_Stated goal A_
Please rewrite the diary entry's paragraph beginning "On Thursday I went to Opera North's production" as a short bulleted list that keeps its main facts.
_Stated goal B_
Continue the diary entry about the week's cold, the ethernet cable and Albert Herring from its final sentence onward.

_Passage_
I have not been feeling well for the past week. I thought it was going to be a dose of flu at first, but I haven't had a fever and it seems that it was just a bad cold. It has left me feeling tired and bronchitic, and I have had a quiet weekend at home. I did go to the Plastic Ivy sauna in Dewsbury yesterday evening (my last opportunity to visit it before Mary comes home on Thursday). It was busier than I have seen it before, but with a mostly younger crowd who, understandably, weren't much interested in me. I think it's just as well that this final visit was so uneventful. It has left me feeling that I have seen enough of this place for a while, and I won't be fretting to go back there any time soon. Other than that, I have done very little this weekend apart from installing the ethernet cable for the broadband computer access. This was easier than I thought it was going to be. Our house, like nearly all houses in Britain, does not have a cellar, but there is a crawl space under the ground floor. This is about three feet deep under the dining room (where there are a couple of removable floor boards to give access to the space below), but the ground is on a slight slope, and the space decreases to about 18 inches under the family room. I drilled a couple of holes through the floorboards in the family room and the study, fed the cable through the hole at the family room end, then dropped down into the crawl space and wriggled across under the hallway to the edge of the family room, where I could get hold of the cable and pull it through to the study, where it feeds in unobtrusively to the ethernet connection at the back of the Apple Mac. I still can't get over how great it is to have this cable modem internet connection. At a speed of 128k, it is notionally only about twice as fast as the 56k modem that I had before, but in practice it seems to be many times as fast.
On Thursday I went to Opera North's production of Albert Herring. We have season tickets for Opera North, and we have got to know several of the other people who have tickets for the same series that we subscribe to. So although Mary was not with me, I didn't mind being there on my own because I could talk to our usual group of friends in the interval. Albert Herring is an interesting opera by Benjamin Britten. At one level, it is a comedy about English social attitudes, set in the deeply conservative rural community of Loxford, where they are unable to find a suitable May Queen for the May Day ceremonies. Eventually they hit on the idea of choosing instead a May King, the greengrocer's assistant Albert Herring. Young Albert is a simple lad, completely dominated by his mother, but he has the essential qualification of being a virgin (unlike any of the local girls). Britten uses this scenario to explore issues of sexual identity and gender transgression. After the May King ceremony, Albert decides to break free from his overbearing mother and disappears for a night on the town before coming home to assert his new identity. But the opera ends ambiguously. As the programme note puts it: "Quite whether Albert's third-act confession of his adventure of drunkenness, dirt 'and worse' alludes to a night with a stable-boy or with one of Loxford's seemingly endless supply of willing and experienced young women is perhaps less important than identifying the system of social oppression against which Albert rebels." As you will know if you have ever looked at my music page, I love Britten's operas. Albert Herring is one of his lesser known works, and I had not come across it before. I very much enjoyed this performance of a work that is at the same time entertaining, amusing and thought-provoking.

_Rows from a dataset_

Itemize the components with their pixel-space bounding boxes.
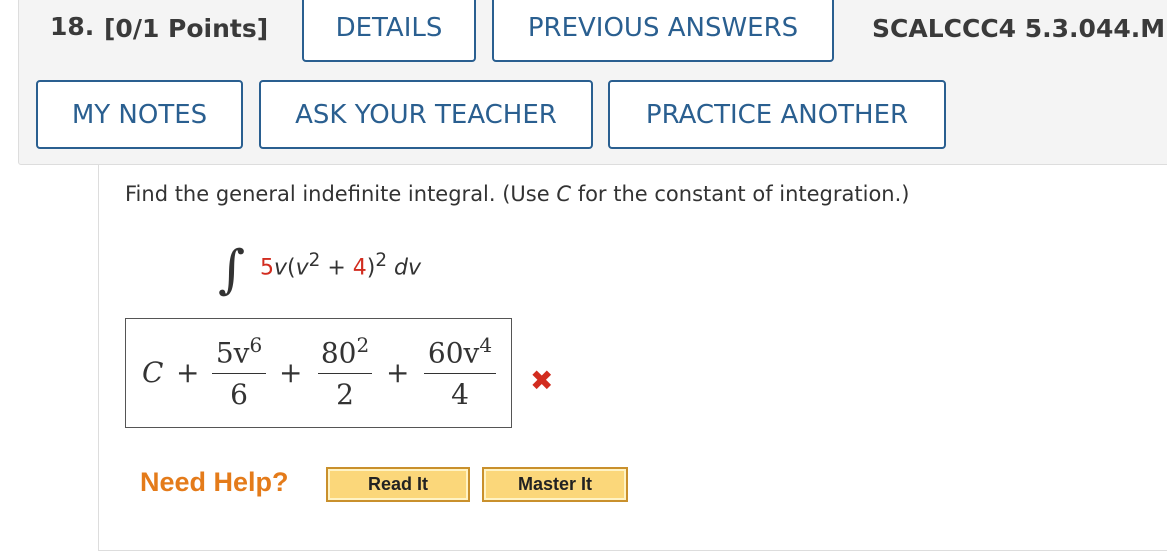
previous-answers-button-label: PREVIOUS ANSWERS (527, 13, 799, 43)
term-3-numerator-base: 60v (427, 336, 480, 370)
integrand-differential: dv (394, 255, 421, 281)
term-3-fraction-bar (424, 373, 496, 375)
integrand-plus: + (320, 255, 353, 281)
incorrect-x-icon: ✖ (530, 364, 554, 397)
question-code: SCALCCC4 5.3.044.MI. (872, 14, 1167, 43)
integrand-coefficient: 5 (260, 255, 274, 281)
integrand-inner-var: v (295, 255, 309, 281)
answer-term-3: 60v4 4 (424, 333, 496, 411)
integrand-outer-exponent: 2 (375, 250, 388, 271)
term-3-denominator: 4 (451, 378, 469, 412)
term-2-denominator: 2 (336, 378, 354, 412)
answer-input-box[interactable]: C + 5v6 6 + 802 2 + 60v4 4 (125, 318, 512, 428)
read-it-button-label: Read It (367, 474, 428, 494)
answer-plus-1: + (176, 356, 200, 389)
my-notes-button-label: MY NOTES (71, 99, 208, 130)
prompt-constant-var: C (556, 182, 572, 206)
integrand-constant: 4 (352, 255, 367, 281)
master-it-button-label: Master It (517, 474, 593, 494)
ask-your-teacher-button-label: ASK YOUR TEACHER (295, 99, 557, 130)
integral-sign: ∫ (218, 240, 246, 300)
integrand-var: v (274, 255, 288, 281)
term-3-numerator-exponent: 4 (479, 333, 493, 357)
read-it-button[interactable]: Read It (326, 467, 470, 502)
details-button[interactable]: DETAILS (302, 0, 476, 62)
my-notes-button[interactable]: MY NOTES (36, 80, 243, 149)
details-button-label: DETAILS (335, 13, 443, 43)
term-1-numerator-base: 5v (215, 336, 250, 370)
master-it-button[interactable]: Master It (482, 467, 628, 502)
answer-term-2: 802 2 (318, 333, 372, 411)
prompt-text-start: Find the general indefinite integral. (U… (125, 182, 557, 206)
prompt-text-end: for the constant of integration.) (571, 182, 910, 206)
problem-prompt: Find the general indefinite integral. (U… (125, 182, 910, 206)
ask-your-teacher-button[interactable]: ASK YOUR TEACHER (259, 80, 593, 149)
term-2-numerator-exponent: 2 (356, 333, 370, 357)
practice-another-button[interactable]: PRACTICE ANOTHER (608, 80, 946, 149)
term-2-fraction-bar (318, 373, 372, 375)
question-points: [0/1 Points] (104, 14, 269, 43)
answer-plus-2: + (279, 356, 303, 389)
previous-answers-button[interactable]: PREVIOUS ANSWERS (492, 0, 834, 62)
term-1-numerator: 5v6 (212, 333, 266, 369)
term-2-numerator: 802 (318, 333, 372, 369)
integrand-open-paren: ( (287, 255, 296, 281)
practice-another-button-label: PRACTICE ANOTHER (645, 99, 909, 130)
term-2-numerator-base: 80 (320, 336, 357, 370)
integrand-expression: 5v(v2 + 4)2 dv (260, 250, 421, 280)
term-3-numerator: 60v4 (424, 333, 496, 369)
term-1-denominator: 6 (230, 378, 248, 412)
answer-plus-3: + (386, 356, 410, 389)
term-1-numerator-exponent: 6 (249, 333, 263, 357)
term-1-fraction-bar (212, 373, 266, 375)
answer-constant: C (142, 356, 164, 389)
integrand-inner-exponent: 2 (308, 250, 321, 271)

_Answer A_
- On Thursday the writer saw Opera North's production of Albert Herring alone, since Mary was away. The writer didn't mind, because the usual group of fellow season-ticket holders was there to talk to in the interval.
- Albert Herring is an opera by Benjamin Britten. On one level it is a comedy about English social attitudes, set in the conservative rural community of Loxford.
- Loxford can't find a suitable May Queen, so it chooses a May King instead: Albert Herring, the greengrocer's assistant. He is a simple lad dominated by his mother, but he has the needed qualification of being a virgin.
- Britten uses this setup to explore sexual identity and gender transgression.
- After the ceremony, Albert breaks free from his mother and spends a night on the town. He then comes home to assert his new identity.
- The ending is ambiguous. The program note says that what Albert's confession refers to matters less than the system of social oppression he rebels against.
- The writer loves Britten's operas but had not come across this lesser-known one before. The performance was very enjoyable: entertaining, amusing and thought-provoking.

_Answer B_
When I buy a book, I don't usually read it straight away. I put it on the shelf of books waiting to be read, and it has to take its turn. But I don't read the books in strict rotation. If I'm really looking forward to reading a book then it will jump a few places in the queue. Other books keep getting put to the back of the line. The book that I have just finished reading has had to wait a uniquely long time. When I first visited America, in 1964, I bought a little paperback book at the University of Pennsylvania bookstore, a selection of the Journals of Lewis and Clark (published by Mentor, price $1.75). It has been sitting on the shelf ever since, until I finally got round to looking at it a few weeks ago. The pages are yellowed at the edges but the content is timeless, and fascinating. I have been reading it a few pages at a time, at bedtime. It makes ideal bedtime reading. You can read a couple of days' journal entries and then ponder on the way the world has changed since Lewis and Clark made their epic journey. They were commissioned by President Jefferson to find a land route across North America from St Louis to the Pacific, following the course of the Missouri and Columbia rivers. They took a party of about 30 men, and one Indian woman who acted as a guide and interpreter, and they were away for over two years, from May 1804 to September 1806. There is an interesting contrast of styles in the journals. William Clark was a brusque military man whose journal entries are mostly factual records of what the party did each day. But Meriwether Lewis had a deeper, darker side to him, and some of his more introspective entries seem more like those of a modern online journaller.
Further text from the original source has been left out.